> [Provided data]
--------

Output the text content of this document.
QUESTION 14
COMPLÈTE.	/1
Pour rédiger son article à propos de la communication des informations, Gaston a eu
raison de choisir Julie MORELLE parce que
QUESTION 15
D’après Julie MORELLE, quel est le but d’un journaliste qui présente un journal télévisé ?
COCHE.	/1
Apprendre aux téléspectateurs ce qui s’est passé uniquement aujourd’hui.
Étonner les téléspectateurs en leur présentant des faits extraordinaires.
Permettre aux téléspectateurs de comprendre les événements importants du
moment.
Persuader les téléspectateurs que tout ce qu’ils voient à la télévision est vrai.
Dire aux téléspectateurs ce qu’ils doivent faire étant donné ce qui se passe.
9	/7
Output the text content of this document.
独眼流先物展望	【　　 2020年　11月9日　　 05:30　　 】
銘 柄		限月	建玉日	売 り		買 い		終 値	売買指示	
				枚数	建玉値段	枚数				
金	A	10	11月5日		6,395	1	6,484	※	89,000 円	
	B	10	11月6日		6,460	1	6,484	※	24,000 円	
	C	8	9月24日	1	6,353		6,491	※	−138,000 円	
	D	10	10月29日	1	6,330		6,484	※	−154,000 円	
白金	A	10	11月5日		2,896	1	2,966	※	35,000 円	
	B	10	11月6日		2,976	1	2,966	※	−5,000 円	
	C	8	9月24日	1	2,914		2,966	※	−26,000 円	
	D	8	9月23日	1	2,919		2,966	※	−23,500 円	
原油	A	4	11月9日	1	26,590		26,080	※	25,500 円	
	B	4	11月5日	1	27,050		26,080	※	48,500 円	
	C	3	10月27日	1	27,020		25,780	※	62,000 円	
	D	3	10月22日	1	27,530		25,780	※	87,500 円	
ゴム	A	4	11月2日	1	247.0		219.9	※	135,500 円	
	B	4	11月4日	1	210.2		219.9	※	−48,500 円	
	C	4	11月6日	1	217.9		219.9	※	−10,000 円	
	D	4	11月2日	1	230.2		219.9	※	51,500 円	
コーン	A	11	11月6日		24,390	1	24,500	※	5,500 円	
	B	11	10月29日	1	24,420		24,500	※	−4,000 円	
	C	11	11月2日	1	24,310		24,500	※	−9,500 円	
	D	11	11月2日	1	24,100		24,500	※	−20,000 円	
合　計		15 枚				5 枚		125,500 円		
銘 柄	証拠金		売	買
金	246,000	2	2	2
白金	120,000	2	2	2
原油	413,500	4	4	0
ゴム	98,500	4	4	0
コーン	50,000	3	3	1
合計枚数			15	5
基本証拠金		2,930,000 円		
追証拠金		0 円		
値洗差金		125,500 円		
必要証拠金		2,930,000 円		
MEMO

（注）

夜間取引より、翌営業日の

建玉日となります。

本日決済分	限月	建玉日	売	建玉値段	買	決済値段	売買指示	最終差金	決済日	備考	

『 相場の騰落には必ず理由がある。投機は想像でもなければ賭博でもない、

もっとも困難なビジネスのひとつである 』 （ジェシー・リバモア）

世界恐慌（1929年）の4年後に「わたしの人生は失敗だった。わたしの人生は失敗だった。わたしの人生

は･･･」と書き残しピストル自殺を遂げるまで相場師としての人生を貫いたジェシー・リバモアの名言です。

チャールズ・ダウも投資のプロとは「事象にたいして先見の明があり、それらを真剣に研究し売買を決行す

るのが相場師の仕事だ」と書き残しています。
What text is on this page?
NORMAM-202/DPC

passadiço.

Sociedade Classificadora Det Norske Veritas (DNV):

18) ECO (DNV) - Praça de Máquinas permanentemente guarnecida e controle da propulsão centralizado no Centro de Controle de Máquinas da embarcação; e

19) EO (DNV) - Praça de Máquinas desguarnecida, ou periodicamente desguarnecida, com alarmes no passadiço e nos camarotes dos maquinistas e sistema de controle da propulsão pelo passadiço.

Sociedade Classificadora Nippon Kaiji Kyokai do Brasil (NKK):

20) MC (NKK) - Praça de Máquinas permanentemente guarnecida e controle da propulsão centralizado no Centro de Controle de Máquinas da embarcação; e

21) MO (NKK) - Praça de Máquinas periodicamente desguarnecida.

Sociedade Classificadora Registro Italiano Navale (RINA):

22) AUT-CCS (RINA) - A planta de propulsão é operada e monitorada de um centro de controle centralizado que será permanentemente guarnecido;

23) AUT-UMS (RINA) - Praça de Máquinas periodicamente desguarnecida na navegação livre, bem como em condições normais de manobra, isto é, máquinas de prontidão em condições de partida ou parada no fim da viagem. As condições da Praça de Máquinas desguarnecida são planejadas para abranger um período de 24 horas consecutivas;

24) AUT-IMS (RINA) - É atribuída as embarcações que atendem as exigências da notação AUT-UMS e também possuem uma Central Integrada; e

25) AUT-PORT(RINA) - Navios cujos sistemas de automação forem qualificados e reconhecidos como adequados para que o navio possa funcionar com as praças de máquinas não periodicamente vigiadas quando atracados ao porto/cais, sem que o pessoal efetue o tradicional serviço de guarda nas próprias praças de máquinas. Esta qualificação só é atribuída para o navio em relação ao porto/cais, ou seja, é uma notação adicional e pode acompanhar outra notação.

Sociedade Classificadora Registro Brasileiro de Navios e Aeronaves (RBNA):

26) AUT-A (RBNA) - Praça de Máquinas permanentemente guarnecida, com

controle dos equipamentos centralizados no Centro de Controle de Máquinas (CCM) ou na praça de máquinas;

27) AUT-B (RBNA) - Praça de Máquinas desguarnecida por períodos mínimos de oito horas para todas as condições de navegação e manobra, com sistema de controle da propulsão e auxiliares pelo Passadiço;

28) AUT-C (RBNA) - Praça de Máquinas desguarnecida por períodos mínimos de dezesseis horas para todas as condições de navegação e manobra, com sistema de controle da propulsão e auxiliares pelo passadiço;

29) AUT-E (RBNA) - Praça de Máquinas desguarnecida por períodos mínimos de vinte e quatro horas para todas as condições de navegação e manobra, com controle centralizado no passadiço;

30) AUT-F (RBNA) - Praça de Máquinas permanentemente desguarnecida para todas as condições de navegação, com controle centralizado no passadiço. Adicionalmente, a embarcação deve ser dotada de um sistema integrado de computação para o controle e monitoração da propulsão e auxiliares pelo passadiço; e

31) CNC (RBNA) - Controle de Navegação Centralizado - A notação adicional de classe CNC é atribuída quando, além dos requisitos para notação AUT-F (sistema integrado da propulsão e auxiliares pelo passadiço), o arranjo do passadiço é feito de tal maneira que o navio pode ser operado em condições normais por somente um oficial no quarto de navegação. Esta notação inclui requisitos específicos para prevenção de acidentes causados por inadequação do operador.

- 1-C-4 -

--------

> [Task directions] Repeat the records above exactly, from the first line to the last.

> [Task result]
Output the text content of this document.
QUESTION 14
COMPLÈTE.	/1
Pour rédiger son article à propos de la communication des informations, Gaston a eu
raison de choisir Julie MORELLE parce que
QUESTION 15
D’après Julie MORELLE, quel est le but d’un journaliste qui présente un journal télévisé ?
COCHE.	/1
Apprendre aux téléspectateurs ce qui s’est passé uniquement aujourd’hui.
Étonner les téléspectateurs en leur présentant des faits extraordinaires.
Permettre aux téléspectateurs de comprendre les événements importants du
moment.
Persuader les téléspectateurs que tout ce qu’ils voient à la télévision est vrai.
Dire aux téléspectateurs ce qu’ils doivent faire étant donné ce qui se passe.
9	/7
Output the text content of this document.
独眼流先物展望	【　　 2020年　11月9日　　 05:30　　 】
銘 柄		限月	建玉日	売 り		買 い		終 値	売買指示	
				枚数	建玉値段	枚数				
金	A	10	11月5日		6,395	1	6,484	※	89,000 円	
	B	10	11月6日		6,460	1	6,484	※	24,000 円	
	C	8	9月24日	1	6,353		6,491	※	−138,000 円	
	D	10	10月29日	1	6,330		6,484	※	−154,000 円	
白金	A	10	11月5日		2,896	1	2,966	※	35,000 円	
	B	10	11月6日		2,976	1	2,966	※	−5,000 円	
	C	8	9月24日	1	2,914		2,966	※	−26,000 円	
	D	8	9月23日	1	2,919		2,966	※	−23,500 円	
原油	A	4	11月9日	1	26,590		26,080	※	25,500 円	
	B	4	11月5日	1	27,050		26,080	※	48,500 円	
	C	3	10月27日	1	27,020		25,780	※	62,000 円	
	D	3	10月22日	1	27,530		25,780	※	87,500 円	
ゴム	A	4	11月2日	1	247.0		219.9	※	135,500 円	
	B	4	11月4日	1	210.2		219.9	※	−48,500 円	
	C	4	11月6日	1	217.9		219.9	※	−10,000 円	
	D	4	11月2日	1	230.2		219.9	※	51,500 円	
コーン	A	11	11月6日		24,390	1	24,500	※	5,500 円	
	B	11	10月29日	1	24,420		24,500	※	−4,000 円	
	C	11	11月2日	1	24,310		24,500	※	−9,500 円	
	D	11	11月2日	1	24,100		24,500	※	−20,000 円	
合　計		15 枚				5 枚		125,500 円		
銘 柄	証拠金		売	買
金	246,000	2	2	2
白金	120,000	2	2	2
原油	413,500	4	4	0
ゴム	98,500	4	4	0
コーン	50,000	3	3	1
合計枚数			15	5
基本証拠金		2,930,000 円		
追証拠金		0 円		
値洗差金		125,500 円		
必要証拠金		2,930,000 円		
MEMO

（注）

夜間取引より、翌営業日の

建玉日となります。

本日決済分	限月	建玉日	売	建玉値段	買	決済値段	売買指示	最終差金	決済日	備考	

『 相場の騰落には必ず理由がある。投機は想像でもなければ賭博でもない、

もっとも困難なビジネスのひとつである 』 （ジェシー・リバモア）

世界恐慌（1929年）の4年後に「わたしの人生は失敗だった。わたしの人生は失敗だった。わたしの人生

は･･･」と書き残しピストル自殺を遂げるまで相場師としての人生を貫いたジェシー・リバモアの名言です。

チャールズ・ダウも投資のプロとは「事象にたいして先見の明があり、それらを真剣に研究し売買を決行す

るのが相場師の仕事だ」と書き残しています。
What text is on this page?
NORMAM-202/DPC

passadiço.

Sociedade Classificadora Det Norske Veritas (DNV):

18) ECO (DNV) - Praça de Máquinas permanentemente guarnecida e controle da propulsão centralizado no Centro de Controle de Máquinas da embarcação; e

19) EO (DNV) - Praça de Máquinas desguarnecida, ou periodicamente desguarnecida, com alarmes no passadiço e nos camarotes dos maquinistas e sistema de controle da propulsão pelo passadiço.

Sociedade Classificadora Nippon Kaiji Kyokai do Brasil (NKK):

20) MC (NKK) - Praça de Máquinas permanentemente guarnecida e controle da propulsão centralizado no Centro de Controle de Máquinas da embarcação; e

21) MO (NKK) - Praça de Máquinas periodicamente desguarnecida.

Sociedade Classificadora Registro Italiano Navale (RINA):

22) AUT-CCS (RINA) - A planta de propulsão é operada e monitorada de um centro de controle centralizado que será permanentemente guarnecido;

23) AUT-UMS (RINA) - Praça de Máquinas periodicamente desguarnecida na navegação livre, bem como em condições normais de manobra, isto é, máquinas de prontidão em condições de partida ou parada no fim da viagem. As condições da Praça de Máquinas desguarnecida são planejadas para abranger um período de 24 horas consecutivas;

24) AUT-IMS (RINA) - É atribuída as embarcações que atendem as exigências da notação AUT-UMS e também possuem uma Central Integrada; e

25) AUT-PORT(RINA) - Navios cujos sistemas de automação forem qualificados e reconhecidos como adequados para que o navio possa funcionar com as praças de máquinas não periodicamente vigiadas quando atracados ao porto/cais, sem que o pessoal efetue o tradicional serviço de guarda nas próprias praças de máquinas. Esta qualificação só é atribuída para o navio em relação ao porto/cais, ou seja, é uma notação adicional e pode acompanhar outra notação.

Sociedade Classificadora Registro Brasileiro de Navios e Aeronaves (RBNA):

26) AUT-A (RBNA) - Praça de Máquinas permanentemente guarnecida, com

controle dos equipamentos centralizados no Centro de Controle de Máquinas (CCM) ou na praça de máquinas;

27) AUT-B (RBNA) - Praça de Máquinas desguarnecida por períodos mínimos de oito horas para todas as condições de navegação e manobra, com sistema de controle da propulsão e auxiliares pelo Passadiço;

28) AUT-C (RBNA) - Praça de Máquinas desguarnecida por períodos mínimos de dezesseis horas para todas as condições de navegação e manobra, com sistema de controle da propulsão e auxiliares pelo passadiço;

29) AUT-E (RBNA) - Praça de Máquinas desguarnecida por períodos mínimos de vinte e quatro horas para todas as condições de navegação e manobra, com controle centralizado no passadiço;

30) AUT-F (RBNA) - Praça de Máquinas permanentemente desguarnecida para todas as condições de navegação, com controle centralizado no passadiço. Adicionalmente, a embarcação deve ser dotada de um sistema integrado de computação para o controle e monitoração da propulsão e auxiliares pelo passadiço; e

31) CNC (RBNA) - Controle de Navegação Centralizado - A notação adicional de classe CNC é atribuída quando, além dos requisitos para notação AUT-F (sistema integrado da propulsão e auxiliares pelo passadiço), o arranjo do passadiço é feito de tal maneira que o navio pode ser operado em condições normais por somente um oficial no quarto de navegação. Esta notação inclui requisitos específicos para prevenção de acidentes causados por inadequação do operador.

- 1-C-4 -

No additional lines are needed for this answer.